Entries with figure data:
⟨
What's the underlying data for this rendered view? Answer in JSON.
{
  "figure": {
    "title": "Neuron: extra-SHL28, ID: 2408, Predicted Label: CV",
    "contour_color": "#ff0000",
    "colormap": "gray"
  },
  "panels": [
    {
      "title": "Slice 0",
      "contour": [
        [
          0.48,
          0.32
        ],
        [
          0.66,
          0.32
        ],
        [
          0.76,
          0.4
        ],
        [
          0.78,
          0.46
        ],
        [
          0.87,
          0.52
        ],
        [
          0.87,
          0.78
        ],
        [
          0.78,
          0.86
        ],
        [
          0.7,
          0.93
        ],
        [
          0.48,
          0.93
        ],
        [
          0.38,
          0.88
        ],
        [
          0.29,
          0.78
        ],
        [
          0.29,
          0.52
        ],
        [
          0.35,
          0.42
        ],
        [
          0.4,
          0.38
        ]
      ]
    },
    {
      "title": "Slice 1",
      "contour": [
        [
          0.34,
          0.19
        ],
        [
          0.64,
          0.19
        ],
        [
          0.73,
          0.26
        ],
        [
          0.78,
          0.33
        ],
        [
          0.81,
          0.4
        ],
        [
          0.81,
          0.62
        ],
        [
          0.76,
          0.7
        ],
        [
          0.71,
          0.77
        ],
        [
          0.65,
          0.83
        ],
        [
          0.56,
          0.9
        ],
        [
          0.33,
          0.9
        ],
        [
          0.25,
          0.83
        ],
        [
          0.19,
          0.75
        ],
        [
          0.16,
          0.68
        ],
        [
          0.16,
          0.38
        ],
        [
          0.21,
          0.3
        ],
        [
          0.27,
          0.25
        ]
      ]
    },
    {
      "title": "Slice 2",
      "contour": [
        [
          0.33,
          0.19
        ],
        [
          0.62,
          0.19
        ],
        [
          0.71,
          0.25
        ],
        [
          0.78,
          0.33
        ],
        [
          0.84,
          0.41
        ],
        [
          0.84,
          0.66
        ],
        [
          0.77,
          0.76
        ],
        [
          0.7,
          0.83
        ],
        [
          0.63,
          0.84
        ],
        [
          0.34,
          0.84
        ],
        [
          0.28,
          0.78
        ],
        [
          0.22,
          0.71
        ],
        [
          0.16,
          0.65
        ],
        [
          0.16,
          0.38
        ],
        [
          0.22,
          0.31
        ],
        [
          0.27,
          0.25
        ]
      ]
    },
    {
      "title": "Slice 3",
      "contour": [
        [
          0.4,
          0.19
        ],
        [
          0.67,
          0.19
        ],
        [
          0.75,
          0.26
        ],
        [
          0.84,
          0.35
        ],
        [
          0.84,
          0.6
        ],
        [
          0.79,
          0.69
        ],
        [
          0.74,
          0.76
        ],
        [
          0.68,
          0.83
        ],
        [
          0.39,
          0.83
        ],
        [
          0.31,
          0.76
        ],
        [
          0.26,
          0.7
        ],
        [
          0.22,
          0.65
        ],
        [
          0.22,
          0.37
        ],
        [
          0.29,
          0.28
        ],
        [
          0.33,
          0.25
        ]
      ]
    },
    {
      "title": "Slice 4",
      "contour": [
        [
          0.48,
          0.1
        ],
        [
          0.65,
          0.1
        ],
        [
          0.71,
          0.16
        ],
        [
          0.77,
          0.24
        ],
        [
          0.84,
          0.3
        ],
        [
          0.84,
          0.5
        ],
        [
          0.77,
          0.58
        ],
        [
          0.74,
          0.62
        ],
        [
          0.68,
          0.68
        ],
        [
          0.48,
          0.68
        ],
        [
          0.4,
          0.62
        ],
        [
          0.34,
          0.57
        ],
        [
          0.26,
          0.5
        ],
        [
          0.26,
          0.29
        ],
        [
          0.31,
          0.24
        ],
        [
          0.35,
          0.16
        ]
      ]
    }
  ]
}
⟩
Select every line in the records above that contains the word "Slice".

      "title": "Slice 0",
      "title": "Slice 1",
      "title": "Slice 2",
      "title": "Slice 3",
      "title": "Slice 4",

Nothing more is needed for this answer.